* [Task goal]
In the text on Docker containers, rewrite the passage from "It doesn't matter" up to and including "at any moment.", changing "config" to "configuration".

It doesn't matter how long they are up, it means you should expect them to go
down at any moment and lose all data stored inside. Plan for it by storing
your data and config somewhere else.

* Custom volumes and system mounts are persistent.

* Images are persistent-ish, they get replaced by updates.

* Containers are ephemeral, intended to scale up, down, sideways or whatever.

> Don't store data in containers

As stated above, you should expect your containers to puff out and into thin
air at any moment.

Also remember that docker auto-created volumes get auto-deleted when no more
containers are using them. Use custom created volumes or system mounts if you
don't want to wake up to a nasty surprise.

> Don’t use only the “latest” tag

It will bite you in the ass if you do. It may not today, nor tomorrow, but it
will some day, the exact day that a bigger version upgrade happens. It's not a
"hasn't happened to me yet, so it may not happen" thing, it _will_ happen to
you if you keep using the "latest" tag, no doubts about that.

So just plan accordingly and don't use the "latest" tag (for deployment).

Coordinate annotation records
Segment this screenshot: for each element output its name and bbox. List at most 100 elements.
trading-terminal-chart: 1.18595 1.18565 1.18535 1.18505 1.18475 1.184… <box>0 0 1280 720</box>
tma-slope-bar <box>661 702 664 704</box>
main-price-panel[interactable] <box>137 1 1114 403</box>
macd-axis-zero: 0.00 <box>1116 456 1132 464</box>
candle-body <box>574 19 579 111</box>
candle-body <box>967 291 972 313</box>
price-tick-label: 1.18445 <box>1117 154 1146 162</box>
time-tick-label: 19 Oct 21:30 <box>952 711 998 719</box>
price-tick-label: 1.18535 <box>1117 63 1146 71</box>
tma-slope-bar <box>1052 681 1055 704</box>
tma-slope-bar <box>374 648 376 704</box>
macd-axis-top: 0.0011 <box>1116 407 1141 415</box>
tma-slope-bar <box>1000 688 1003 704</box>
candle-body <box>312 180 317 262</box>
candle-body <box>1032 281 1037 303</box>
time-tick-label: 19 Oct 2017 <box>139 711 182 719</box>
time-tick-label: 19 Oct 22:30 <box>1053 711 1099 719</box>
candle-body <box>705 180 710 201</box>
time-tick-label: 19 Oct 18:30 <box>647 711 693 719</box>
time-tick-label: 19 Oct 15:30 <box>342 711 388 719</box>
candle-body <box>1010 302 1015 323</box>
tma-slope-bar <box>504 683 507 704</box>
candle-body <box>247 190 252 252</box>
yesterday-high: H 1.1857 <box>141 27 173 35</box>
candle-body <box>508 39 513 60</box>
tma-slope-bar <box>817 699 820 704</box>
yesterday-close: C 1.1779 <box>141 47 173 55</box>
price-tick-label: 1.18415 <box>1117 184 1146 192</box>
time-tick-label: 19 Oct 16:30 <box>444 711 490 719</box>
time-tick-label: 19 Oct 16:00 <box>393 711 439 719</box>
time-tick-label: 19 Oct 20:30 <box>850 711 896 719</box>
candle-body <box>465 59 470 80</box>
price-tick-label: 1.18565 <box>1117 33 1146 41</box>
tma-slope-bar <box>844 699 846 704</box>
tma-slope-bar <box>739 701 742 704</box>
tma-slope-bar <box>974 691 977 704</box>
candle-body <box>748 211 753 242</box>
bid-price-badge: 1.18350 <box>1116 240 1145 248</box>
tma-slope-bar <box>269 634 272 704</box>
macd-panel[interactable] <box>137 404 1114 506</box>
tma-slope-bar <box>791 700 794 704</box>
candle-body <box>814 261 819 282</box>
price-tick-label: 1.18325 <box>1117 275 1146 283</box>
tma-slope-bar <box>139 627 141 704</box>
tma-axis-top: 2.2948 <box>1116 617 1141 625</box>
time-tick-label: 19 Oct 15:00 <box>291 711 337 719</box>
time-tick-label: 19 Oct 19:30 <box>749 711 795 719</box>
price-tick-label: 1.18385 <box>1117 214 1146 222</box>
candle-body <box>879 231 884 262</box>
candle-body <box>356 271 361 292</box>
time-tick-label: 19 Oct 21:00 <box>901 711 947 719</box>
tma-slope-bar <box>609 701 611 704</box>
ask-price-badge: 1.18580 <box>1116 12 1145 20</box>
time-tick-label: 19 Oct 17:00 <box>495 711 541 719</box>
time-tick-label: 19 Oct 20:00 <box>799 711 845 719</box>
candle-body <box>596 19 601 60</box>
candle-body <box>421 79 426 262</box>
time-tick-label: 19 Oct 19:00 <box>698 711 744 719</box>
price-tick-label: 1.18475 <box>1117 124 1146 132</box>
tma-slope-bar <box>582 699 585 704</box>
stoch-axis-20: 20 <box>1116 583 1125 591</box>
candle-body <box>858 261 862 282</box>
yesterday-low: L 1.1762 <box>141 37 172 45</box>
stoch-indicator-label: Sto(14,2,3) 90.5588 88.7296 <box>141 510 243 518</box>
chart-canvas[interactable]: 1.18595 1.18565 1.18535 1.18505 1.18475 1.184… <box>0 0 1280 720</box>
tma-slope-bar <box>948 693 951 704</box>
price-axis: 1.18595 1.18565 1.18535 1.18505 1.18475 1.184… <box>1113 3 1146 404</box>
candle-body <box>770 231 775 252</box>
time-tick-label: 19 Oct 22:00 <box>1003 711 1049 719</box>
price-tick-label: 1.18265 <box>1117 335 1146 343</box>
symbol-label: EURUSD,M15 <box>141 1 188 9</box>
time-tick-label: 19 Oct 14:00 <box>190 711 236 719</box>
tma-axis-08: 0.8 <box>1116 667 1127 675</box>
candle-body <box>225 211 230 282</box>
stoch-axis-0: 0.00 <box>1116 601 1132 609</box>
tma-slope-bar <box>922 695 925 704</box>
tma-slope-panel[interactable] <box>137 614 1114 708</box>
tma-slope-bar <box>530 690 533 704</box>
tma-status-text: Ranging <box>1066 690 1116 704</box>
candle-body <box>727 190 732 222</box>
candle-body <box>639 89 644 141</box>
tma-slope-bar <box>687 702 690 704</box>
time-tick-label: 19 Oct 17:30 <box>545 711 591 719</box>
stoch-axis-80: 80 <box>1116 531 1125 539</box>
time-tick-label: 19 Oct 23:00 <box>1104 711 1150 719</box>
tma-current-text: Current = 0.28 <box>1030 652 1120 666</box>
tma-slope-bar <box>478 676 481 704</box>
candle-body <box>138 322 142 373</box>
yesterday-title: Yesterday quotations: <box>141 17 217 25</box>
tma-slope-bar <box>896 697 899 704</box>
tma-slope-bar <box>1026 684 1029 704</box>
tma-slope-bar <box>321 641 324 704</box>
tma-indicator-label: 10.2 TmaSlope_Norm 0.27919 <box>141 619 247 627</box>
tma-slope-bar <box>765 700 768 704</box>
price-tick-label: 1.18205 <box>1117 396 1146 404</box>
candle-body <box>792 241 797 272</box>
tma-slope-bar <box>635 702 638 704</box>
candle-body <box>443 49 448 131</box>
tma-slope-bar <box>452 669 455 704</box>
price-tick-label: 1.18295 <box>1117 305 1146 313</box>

...

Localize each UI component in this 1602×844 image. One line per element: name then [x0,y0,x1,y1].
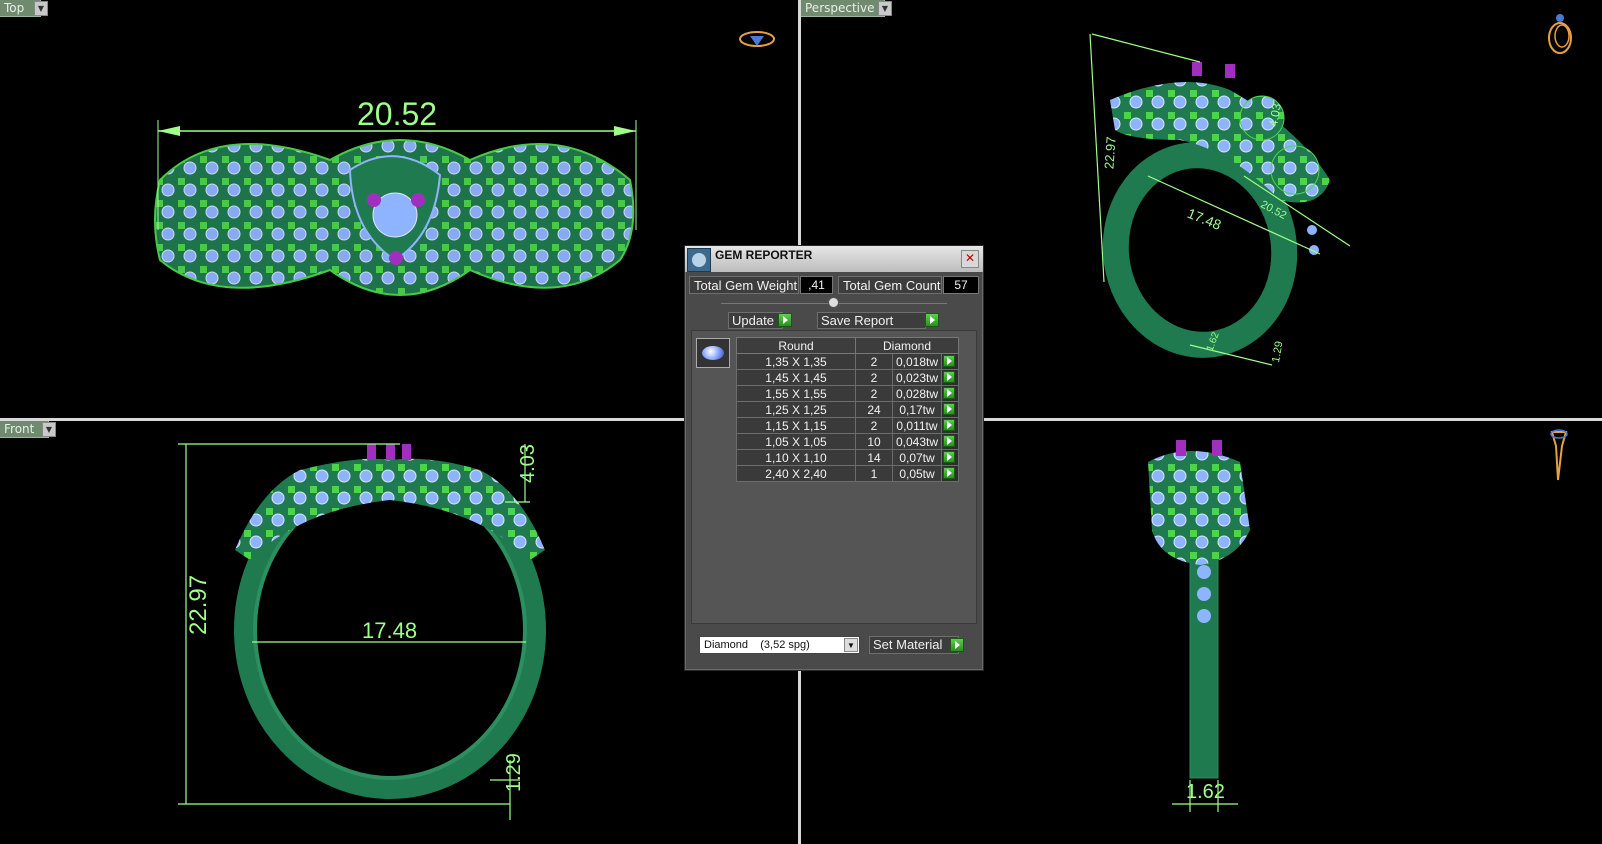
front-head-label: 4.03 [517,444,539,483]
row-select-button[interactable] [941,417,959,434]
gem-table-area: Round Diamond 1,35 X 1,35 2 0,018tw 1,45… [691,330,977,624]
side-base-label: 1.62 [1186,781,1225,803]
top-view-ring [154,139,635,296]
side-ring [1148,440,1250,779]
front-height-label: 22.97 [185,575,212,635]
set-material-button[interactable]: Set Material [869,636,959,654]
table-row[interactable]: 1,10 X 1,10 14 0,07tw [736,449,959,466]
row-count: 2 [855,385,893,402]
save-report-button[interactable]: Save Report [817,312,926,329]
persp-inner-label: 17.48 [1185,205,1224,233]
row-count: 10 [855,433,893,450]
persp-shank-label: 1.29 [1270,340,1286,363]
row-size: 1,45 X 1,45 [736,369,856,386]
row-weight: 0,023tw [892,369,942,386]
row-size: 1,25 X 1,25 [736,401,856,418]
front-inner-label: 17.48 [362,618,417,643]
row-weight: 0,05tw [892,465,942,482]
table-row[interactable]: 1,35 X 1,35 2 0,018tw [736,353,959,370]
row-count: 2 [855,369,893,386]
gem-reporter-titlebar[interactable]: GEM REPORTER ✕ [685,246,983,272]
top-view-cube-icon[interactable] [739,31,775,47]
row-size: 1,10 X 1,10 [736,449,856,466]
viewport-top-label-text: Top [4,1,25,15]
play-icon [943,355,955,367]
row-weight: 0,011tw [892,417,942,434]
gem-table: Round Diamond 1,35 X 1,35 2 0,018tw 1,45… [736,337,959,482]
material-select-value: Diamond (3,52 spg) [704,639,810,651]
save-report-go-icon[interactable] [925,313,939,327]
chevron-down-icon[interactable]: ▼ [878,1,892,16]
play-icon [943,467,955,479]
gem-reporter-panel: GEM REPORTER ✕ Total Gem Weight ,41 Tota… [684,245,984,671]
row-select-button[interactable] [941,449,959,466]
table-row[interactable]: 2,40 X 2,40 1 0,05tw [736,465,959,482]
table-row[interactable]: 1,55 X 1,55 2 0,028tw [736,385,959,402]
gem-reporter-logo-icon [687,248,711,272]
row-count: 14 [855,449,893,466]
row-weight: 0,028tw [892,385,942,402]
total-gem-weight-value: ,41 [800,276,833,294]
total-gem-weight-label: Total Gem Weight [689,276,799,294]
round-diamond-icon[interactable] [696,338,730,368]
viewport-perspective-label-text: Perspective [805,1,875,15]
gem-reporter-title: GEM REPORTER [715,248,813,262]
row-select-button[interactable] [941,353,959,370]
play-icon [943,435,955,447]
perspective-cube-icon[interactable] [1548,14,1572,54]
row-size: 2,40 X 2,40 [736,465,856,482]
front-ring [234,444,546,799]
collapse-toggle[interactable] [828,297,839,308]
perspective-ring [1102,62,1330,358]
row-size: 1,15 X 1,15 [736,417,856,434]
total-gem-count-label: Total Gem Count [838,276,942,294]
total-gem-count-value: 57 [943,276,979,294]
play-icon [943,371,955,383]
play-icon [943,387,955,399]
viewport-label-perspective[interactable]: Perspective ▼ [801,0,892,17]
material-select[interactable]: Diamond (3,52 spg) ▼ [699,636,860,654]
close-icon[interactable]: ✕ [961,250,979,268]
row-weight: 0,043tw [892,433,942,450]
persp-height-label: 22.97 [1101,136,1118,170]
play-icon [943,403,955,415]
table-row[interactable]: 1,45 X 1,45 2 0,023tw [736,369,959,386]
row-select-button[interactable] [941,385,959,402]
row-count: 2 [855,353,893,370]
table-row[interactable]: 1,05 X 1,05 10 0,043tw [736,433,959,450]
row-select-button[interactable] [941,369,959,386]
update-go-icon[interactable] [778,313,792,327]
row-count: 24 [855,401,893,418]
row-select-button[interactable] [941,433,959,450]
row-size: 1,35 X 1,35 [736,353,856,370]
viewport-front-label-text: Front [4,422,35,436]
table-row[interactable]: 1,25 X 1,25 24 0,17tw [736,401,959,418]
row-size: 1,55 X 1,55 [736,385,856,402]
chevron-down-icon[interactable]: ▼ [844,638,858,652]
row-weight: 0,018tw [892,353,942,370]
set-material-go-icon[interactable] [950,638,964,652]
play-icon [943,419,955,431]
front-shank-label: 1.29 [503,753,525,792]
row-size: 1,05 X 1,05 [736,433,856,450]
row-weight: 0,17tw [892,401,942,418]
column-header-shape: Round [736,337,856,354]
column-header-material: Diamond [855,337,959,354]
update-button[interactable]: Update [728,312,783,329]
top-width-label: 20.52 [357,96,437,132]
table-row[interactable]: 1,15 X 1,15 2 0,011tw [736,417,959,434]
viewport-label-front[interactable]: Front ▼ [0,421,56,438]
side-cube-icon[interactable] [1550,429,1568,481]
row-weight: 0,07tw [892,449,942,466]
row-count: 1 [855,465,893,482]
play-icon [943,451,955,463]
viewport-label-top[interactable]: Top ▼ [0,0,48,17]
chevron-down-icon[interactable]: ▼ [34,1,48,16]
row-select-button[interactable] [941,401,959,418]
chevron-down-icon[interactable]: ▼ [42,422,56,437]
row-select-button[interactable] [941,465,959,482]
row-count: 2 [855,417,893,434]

* [Correct answer]
It doesn't matter how long they are up, it means you should expect them to go
down at any moment and lose all data stored inside. Plan for it by storing
your data and configuration somewhere else.

* Custom volumes and system mounts are persistent.

* Images are persistent-ish, they get replaced by updates.

* Containers are ephemeral, intended to scale up, down, sideways or whatever.

> Don't store data in containers

As stated above, you should expect your containers to puff out and into thin
air at any moment.